◆ **TO DO**
Please repeat the floor vibration text below word for word, beginning at the words "The floor area" and stopping after the words "as 38 kN/mm2.".

Floor vibration assessment

The floor area was modelled using 79 mm thick shell elements (i.e. the depth of the concrete above the SMD R51 profile) to represent the composite slab. The density of the material was adjusted to take account of the additional concrete in the troughs of the profile and the floor loading, and the stiffness was modified in one direction to represent the troughs of the deck. These shell elements were, in turn, connected to the nodes of the beam elements. In accordance with SCI P354[2], the dynamic Young’s modulus of the normal weight concrete was taken as 38 kN/mm2.

The beams were modelled using offset beam elements with rigid beam-to-column joints (although joints are designed to be pinned, for floor vibrations the strains are not large enough to overcome the friction and so pinned joints may be treated as fixed). The columns were pinned at their assumed inflexion points, located mid-height between the floors. Large voids for lift shafts and staircases were assumed to be rigid cores and so the surrounding steelwork was assumed to be fully fixed. The finite element model is presented in the figure below.

               Fig 2 3 First floor model.png
Model of the first floor of the outpatients unit


The finished floor was analysed under the permanent load (self-weight and superimposed dead load from the ceilings and services, taken to be 2.79 kN/m2 and 0.51 kN/m2 respectively) plus 10% of the imposed and partition loads (taken to be 4.0 kN/m2 and 1.0 kN/m2 respectively). The level of damping was assumed to be 3.0%, which corresponds to a fully fitted-out and furnished floor in normal use.

Current standards[3][4] describe human discomfort in terms of the perceived acceleration of the floor; floor suitability (in relation to vibration) is assessed by comparing the predicted acceleration with a set of defined acceptance criteria. Personal discomfort is recognised in the Standards[3][4] by applying multiplying factors to the acceptance criteria for different situations.

◆ **SUPPLIED DATA**
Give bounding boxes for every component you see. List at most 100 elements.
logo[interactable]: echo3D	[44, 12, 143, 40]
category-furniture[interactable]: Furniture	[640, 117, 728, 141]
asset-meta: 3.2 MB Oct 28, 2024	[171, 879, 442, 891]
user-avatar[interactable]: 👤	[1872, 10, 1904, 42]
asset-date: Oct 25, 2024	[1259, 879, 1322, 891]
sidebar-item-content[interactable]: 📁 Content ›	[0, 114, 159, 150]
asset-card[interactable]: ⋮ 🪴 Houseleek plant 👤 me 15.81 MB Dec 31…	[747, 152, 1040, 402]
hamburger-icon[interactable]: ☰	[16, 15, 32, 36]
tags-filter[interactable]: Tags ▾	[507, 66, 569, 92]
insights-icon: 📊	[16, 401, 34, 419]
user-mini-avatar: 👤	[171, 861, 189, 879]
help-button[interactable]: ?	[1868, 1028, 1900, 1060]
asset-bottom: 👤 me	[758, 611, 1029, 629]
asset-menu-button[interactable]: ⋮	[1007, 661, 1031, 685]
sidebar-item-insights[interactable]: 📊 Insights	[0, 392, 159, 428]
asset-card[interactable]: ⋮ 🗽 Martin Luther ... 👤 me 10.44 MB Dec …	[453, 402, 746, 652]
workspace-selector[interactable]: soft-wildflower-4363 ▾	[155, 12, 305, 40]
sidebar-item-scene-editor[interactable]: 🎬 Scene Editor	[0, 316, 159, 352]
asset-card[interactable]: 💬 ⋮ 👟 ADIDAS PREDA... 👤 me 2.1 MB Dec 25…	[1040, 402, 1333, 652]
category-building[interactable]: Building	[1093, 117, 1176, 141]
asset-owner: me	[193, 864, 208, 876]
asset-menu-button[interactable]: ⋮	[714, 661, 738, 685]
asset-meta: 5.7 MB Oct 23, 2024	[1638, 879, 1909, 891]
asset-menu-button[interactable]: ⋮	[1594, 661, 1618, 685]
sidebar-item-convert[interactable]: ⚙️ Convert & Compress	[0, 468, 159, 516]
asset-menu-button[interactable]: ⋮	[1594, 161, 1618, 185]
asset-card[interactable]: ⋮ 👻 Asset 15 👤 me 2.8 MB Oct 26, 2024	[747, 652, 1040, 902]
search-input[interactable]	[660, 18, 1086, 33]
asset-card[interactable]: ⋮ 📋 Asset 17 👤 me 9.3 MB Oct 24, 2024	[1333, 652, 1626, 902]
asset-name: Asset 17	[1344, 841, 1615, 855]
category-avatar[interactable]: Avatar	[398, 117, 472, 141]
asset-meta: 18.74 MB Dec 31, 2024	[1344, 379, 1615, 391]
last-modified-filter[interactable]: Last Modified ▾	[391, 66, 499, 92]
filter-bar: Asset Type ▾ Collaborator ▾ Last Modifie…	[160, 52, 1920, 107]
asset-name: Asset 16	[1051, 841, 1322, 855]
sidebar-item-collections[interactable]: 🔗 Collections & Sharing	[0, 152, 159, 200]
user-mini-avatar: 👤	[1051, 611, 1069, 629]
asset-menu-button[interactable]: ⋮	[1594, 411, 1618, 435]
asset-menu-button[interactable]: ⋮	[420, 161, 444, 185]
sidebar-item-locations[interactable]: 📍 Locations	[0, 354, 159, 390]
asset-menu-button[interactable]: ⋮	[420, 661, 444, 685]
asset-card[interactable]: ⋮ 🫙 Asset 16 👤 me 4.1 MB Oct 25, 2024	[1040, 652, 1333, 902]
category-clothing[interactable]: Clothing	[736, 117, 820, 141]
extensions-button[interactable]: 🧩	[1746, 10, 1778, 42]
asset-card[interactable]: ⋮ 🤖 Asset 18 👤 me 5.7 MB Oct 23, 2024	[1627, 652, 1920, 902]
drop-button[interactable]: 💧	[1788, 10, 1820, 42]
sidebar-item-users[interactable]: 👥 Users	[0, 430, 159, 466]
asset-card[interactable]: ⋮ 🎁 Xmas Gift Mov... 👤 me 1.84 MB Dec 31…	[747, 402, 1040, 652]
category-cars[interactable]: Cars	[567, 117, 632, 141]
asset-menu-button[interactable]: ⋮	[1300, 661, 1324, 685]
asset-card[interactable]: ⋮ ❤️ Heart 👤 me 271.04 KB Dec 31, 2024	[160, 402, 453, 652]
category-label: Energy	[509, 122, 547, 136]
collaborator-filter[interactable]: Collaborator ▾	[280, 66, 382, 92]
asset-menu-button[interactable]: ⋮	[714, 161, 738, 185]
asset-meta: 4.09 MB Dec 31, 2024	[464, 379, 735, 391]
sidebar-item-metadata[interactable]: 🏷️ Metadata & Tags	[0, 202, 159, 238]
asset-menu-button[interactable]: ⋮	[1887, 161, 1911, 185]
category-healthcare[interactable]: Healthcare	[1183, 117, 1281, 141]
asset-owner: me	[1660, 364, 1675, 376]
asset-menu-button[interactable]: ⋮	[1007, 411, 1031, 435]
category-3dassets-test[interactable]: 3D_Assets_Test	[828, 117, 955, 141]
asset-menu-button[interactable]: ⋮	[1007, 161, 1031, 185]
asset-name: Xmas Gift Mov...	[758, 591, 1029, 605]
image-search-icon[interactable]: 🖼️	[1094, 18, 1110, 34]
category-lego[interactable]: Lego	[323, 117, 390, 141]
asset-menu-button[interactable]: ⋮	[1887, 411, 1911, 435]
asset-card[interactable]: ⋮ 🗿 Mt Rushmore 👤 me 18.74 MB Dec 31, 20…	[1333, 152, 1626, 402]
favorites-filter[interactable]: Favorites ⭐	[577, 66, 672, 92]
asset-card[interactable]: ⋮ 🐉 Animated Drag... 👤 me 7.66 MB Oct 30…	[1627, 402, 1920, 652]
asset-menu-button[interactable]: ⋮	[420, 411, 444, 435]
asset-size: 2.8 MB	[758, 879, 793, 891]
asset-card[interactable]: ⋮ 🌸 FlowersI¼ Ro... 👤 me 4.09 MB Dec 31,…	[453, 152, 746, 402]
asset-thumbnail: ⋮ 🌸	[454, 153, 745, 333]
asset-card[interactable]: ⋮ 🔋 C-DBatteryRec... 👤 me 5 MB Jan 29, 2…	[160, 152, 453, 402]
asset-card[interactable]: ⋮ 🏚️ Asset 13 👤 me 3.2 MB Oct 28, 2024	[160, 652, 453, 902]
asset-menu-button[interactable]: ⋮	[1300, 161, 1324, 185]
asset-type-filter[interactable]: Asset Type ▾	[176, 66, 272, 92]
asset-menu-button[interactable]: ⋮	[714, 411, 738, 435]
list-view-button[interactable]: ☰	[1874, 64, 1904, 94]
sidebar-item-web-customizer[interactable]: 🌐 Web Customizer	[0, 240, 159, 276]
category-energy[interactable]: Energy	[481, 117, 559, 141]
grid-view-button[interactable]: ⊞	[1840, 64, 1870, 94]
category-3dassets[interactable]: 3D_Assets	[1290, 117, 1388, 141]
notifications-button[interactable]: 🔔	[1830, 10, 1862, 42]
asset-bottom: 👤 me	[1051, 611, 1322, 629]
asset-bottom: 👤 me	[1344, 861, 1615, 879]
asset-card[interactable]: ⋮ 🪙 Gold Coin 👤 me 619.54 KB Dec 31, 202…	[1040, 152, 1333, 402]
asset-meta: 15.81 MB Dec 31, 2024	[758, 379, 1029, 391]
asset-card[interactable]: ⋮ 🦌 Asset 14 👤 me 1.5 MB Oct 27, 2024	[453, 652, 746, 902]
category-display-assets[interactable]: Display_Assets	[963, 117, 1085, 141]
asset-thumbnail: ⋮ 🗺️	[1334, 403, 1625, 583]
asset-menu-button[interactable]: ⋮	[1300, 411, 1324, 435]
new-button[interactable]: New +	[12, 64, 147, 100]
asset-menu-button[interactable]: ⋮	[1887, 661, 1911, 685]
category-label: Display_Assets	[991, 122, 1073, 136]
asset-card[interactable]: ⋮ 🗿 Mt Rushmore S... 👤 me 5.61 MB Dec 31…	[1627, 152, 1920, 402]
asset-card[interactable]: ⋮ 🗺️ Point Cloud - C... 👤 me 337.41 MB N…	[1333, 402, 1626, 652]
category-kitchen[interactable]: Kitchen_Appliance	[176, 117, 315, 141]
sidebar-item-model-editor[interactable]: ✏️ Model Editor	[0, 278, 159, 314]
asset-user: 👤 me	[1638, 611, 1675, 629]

◆ **RESPONSE TO THIS EXERCISE**
The floor area was modelled using 79 mm thick shell elements (i.e. the depth of the concrete above the SMD R51 profile) to represent the composite slab. The density of the material was adjusted to take account of the additional concrete in the troughs of the profile and the floor loading, and the stiffness was modified in one direction to represent the troughs of the deck. These shell elements were, in turn, connected to the nodes of the beam elements. In accordance with SCI P354[2], the dynamic Young’s modulus of the normal weight concrete was taken as 38 kN/mm2.